22 августа российская немка Генафефа Александровна Думрауф отметила 90-летие. Генафефа Александровна – активистка немецкого движения, почётный председатель НОООН «Видерггебурт», именно она стояла у истоков создания Российско-Немецкого Дома и внесла огромный вклад в сохранение и развитие культуры, языка и традиций российских немцев Новосибирской области.

 

 

Генафефа Александровна рассказала редакции газеты «SZ plus» об истории ее семьи, о ее нелегкой жизни, в которой каждый увидит её твердый характер, её бойкость, отзывчивость, человечность и доброту.

Мне было 13 лет, когда вышел Указ Президиума Верховного Совета СССР «О переселении немцев, проживающих в районах Поволжья». Я многое помнила до мелочей, но сейчас уже возраст не тот – не молодею, вот и забывать начала.

Мы жили в деревне Прайс Зельманского района Саратовской области. Деревня состояла из 12 длинных ровных улиц, которые выходили прямо к Волге. Это было очень красивое место. В 1937 году выдался урожайный год. Зерна уродилось столько, что девать было некуда. Помню, что отец говорил, что амбаров столько не построено, сколько пшеницы. Тогда люди стали высыпать зерно прямо на чердаки своих домов. И в том же году по линии НКВД забрали нашего отца. Приехали за ним ночью, а когда встали утром, то оказалось, что половина деревни мужчин тоже нет. До сих пор помню, как плакали женщины, в одночасье оставшиеся без мужей.

В тот день, когда вышел Указ «О переселении…», моя мама пошла в магазин за ватой для матраса. Я помню её лицо, когда она вернулась домой. Я помню, как она бросила эту вату на пол и просто завыла от горя. Мы лишались всего, что было нажито. У нас был добротный дом, всё только выкрашено-выбелено, и тут как гром среди ясного неба — это известие. Уже в сентябре пошли первые эшелоны в Сибирь и Казахстан. Всего за время депортации из Саратовской области выехало тринадцать эшелонов с российскими немцами.
========
= ЗАДАНИЯ =
**1)** Измените в рассказе Генафефы Александровны кусок от «Мне было 13» до «оставшиеся без мужей.»: поставьте «реке» вместо «Волге».
**2)** Продолжите рассказ Генафефы Александровны сразу после его последнего предложения.
========
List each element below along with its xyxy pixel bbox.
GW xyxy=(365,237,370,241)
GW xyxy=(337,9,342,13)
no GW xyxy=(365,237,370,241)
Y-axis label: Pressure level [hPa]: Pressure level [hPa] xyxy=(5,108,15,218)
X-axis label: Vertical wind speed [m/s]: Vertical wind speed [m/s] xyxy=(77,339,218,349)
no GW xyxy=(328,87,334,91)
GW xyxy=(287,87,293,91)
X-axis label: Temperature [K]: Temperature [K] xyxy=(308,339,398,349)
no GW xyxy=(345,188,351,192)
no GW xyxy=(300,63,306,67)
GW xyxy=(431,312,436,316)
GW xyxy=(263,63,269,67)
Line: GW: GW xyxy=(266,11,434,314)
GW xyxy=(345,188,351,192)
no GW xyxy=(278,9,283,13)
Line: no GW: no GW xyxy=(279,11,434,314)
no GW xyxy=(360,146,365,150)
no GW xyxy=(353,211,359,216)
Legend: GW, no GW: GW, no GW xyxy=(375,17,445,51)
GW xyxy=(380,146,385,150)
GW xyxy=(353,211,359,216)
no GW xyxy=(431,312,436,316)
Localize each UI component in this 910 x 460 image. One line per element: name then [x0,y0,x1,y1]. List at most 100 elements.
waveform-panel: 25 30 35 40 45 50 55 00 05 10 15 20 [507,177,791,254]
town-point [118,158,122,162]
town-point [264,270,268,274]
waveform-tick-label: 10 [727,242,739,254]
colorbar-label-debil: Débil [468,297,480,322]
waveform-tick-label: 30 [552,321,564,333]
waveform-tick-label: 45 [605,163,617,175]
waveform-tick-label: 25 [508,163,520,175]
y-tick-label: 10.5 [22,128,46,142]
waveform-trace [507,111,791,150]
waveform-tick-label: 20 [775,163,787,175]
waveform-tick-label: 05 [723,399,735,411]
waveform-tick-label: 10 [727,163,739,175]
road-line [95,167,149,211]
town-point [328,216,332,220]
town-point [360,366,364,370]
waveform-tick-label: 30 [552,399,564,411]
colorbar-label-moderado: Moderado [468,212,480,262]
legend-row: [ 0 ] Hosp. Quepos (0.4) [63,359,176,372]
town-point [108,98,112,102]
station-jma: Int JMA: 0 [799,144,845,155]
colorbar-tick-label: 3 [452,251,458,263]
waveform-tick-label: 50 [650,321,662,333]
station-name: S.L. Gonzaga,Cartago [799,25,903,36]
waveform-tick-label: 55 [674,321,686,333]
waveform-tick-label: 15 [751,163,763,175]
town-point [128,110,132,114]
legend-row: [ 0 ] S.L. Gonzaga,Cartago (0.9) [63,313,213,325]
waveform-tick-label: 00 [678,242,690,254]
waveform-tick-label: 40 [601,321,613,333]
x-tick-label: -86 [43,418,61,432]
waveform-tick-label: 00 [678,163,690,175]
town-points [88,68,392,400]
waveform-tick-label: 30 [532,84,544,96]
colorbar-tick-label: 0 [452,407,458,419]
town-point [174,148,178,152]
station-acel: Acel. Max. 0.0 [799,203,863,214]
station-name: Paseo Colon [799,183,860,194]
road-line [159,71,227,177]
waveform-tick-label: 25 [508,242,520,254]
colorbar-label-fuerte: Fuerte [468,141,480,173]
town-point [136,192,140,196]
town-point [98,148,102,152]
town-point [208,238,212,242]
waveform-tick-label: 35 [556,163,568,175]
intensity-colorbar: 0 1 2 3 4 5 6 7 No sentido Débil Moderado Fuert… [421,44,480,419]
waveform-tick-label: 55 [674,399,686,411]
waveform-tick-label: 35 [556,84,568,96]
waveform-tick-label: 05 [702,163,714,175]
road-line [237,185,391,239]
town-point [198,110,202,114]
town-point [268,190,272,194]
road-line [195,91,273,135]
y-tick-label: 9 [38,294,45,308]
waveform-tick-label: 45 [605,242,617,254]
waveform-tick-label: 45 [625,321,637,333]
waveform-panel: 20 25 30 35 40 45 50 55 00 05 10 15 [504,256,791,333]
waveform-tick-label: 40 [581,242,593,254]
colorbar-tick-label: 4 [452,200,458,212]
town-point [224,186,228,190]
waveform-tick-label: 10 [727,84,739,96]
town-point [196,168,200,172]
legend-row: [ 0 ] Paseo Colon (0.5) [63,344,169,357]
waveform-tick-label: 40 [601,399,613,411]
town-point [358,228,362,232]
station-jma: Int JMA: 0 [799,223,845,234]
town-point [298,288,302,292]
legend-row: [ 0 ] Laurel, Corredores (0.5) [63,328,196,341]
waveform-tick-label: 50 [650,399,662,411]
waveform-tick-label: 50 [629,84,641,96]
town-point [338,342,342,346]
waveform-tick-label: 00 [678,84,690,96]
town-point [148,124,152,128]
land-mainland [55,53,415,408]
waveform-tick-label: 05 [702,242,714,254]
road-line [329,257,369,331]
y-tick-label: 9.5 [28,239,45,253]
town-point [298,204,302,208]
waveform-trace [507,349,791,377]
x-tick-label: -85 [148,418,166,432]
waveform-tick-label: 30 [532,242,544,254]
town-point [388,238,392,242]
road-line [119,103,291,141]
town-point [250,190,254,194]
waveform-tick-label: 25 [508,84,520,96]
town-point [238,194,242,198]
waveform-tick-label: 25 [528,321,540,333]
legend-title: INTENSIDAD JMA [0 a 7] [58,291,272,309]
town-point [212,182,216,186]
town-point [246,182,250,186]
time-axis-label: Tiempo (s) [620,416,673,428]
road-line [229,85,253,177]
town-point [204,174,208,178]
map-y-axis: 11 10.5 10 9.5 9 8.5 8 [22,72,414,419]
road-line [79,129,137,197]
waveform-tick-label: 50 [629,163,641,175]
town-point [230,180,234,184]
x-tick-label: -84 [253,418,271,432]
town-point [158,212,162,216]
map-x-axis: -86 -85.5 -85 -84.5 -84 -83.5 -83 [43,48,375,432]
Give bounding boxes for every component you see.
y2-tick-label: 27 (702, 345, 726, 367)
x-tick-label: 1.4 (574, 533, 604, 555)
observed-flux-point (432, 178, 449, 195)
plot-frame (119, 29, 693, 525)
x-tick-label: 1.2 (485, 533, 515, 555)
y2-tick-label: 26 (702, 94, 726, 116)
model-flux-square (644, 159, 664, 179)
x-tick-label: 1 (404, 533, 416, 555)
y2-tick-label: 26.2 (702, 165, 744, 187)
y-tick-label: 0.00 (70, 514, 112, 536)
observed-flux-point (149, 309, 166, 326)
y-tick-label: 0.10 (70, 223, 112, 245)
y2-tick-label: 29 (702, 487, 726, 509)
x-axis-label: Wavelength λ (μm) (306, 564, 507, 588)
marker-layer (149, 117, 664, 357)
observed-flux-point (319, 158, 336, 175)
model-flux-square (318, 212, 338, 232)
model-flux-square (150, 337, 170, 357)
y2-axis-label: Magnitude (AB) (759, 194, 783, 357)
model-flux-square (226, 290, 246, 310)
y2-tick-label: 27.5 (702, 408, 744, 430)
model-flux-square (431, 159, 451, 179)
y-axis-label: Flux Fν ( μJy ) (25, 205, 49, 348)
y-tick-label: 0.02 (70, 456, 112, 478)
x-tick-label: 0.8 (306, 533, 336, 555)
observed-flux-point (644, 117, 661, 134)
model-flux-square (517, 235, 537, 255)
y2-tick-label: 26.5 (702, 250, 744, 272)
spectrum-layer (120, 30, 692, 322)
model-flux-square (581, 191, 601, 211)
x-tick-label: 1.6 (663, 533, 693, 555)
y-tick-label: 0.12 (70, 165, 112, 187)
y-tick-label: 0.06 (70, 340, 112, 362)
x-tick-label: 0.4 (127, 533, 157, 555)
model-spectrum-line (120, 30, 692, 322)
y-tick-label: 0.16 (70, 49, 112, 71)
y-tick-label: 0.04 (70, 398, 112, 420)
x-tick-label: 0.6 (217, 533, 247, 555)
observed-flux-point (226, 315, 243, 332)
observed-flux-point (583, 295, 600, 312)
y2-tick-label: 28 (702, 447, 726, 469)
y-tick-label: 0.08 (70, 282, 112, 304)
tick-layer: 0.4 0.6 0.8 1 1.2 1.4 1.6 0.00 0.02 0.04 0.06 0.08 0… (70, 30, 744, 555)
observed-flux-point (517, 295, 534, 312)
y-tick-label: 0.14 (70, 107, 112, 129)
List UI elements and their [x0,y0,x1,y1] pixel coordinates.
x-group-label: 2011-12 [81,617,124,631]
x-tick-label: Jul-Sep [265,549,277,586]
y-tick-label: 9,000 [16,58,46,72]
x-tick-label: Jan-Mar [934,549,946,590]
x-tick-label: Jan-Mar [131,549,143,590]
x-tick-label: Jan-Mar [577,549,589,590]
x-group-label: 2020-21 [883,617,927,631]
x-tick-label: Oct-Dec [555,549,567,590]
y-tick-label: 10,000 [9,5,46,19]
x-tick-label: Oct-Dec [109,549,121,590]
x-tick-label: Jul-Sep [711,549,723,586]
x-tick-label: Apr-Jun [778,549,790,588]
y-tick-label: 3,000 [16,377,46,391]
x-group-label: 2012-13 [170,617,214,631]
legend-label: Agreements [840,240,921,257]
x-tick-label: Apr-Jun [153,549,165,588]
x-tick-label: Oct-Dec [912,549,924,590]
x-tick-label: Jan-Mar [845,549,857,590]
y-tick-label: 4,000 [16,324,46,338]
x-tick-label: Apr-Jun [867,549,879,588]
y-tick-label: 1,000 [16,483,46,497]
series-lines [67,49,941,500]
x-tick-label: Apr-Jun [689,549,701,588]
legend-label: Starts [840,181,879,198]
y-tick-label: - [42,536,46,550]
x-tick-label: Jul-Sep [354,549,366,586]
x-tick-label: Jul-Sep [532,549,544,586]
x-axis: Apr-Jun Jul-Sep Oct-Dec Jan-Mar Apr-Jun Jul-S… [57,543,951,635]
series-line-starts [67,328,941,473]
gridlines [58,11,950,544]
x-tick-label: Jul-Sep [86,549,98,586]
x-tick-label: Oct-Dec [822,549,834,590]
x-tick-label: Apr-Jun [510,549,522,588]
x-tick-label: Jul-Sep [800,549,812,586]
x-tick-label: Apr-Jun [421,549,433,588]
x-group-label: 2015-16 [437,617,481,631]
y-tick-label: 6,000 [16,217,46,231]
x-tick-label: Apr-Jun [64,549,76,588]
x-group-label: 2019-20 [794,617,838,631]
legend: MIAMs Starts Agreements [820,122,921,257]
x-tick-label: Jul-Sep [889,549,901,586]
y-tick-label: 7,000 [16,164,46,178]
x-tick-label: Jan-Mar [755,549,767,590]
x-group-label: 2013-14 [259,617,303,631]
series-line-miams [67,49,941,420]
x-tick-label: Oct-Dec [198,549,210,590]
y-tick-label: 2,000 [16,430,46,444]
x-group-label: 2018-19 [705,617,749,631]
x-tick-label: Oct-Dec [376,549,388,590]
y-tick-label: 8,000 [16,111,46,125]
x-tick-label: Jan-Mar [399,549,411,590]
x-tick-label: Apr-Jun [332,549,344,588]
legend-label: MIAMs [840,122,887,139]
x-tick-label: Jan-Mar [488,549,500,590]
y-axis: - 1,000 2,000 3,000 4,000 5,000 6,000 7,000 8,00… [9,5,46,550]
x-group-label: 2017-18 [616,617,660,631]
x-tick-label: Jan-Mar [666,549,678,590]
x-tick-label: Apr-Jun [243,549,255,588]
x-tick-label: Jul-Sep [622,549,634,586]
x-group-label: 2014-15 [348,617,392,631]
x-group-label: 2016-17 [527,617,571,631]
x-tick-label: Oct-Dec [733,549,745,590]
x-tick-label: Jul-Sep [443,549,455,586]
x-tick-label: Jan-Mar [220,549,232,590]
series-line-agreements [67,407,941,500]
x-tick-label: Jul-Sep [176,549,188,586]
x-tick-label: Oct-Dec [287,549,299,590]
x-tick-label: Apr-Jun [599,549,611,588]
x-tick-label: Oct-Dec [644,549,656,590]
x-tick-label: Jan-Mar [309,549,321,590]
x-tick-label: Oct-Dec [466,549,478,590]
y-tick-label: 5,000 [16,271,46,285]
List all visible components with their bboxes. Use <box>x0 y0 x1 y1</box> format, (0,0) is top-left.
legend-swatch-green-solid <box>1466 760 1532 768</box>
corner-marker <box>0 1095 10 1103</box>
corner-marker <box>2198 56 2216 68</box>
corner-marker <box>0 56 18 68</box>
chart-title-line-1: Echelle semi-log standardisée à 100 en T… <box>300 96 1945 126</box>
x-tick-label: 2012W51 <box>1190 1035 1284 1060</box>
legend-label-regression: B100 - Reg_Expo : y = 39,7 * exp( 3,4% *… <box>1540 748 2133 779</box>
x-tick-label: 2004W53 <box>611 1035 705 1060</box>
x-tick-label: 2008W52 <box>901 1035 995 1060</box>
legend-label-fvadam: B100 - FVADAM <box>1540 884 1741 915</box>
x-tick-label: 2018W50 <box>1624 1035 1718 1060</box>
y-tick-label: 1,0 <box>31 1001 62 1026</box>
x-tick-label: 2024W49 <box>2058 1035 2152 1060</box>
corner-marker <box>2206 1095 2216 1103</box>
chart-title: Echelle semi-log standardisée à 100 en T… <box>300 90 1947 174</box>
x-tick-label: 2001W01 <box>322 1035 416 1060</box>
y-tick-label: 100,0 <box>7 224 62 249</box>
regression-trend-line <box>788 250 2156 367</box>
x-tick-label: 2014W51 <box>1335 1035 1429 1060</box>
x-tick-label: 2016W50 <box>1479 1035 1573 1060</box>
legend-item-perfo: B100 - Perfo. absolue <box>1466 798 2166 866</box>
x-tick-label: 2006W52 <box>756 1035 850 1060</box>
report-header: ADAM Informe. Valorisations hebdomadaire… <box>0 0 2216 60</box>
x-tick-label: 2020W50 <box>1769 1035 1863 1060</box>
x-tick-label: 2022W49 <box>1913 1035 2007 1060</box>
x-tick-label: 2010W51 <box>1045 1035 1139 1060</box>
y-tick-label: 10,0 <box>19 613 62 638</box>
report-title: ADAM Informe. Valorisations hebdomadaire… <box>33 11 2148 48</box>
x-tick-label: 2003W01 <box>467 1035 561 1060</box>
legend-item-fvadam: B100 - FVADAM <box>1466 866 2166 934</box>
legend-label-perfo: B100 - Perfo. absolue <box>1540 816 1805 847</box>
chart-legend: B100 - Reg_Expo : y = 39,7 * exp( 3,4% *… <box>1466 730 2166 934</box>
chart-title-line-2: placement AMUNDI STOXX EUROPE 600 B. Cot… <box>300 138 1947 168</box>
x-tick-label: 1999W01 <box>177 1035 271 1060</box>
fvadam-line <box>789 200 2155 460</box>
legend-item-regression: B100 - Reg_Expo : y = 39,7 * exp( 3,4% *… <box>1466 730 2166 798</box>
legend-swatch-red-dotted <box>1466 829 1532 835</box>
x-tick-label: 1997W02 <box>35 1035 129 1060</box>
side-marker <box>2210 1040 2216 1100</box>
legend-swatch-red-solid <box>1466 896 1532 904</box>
========
= ОТВЕТЫ К ЗАДАНИЯМ =
**1)**
Мне было 13 лет, когда вышел Указ Президиума Верховного Совета СССР «О переселении немцев, проживающих в районах Поволжья». Я многое помнила до мелочей, но сейчас уже возраст не тот – не молодею, вот и забывать начала.

Мы жили в деревне Прайс Зельманского района Саратовской области. Деревня состояла из 12 длинных ровных улиц, которые выходили прямо к реке. Это было очень красивое место. В 1937 году выдался урожайный год. Зерна уродилось столько, что девать было некуда. Помню, что отец говорил, что амбаров столько не построено, сколько пшеницы. Тогда люди стали высыпать зерно прямо на чердаки своих домов. И в том же году по линии НКВД забрали нашего отца. Приехали за ним ночью, а когда встали утром, то оказалось, что половина деревни мужчин тоже нет. До сих пор помню, как плакали женщины, в одночасье оставшиеся без мужей.

**2)**
Я, мой младший брат Виктор и мама, одними из последних покинули свою деревню. Дело в том, что мама работала на нашем небольшом молокозаводе, где делали сыр, масло и другие молочные продукты. Все оборудование завода числилось на ней и пока она его не передала другому человеку, она не имела права уехать. Я помню, как опустели наши улочки, как скот ходил из двора во двор. Коровы, не доенные уже которые сутки, уже не мычали – выли. Собаки, заслышав человеческую речь бежали в поисках хозяев, даже куры, ушли со своих дворов и пришли туда, где ещё оставались несколько человек. Уже в начале сентября приехали первые семьи в наши дома. Это были белорусы, ингуши, чеченцы. Именно тогда мама передала оборудование завода одной семье, и мы сели на пароход, который довез нас до вокзала, где мы сели на поезд и отправились в неизвестность.

Ехали мы долго, это был товарный вагон, в котором не было ничего. Около месяца мы ездили по дорогам, стояли в отстойниках. Однажды, двое суток простояли в Алма-Ате, уже начали думать, что всё, приехали, но нет – поехали дальше и конечной станцией стал Каргат. В тот день на вокзал приехали люди из деревень, которые могли забрать депортированных к себе в дом. Нас взяла одна женщина из села  Комендантка Доволенского района, у которой был только сын. Так мы и стали жить впятером в их небольшом доме – двое их и нас трое. Непросто было нам на чужой земле, мало того, что из вещей почти ничего не было – брали только то, что могли унести в руках, так ещё и не знали русского языка.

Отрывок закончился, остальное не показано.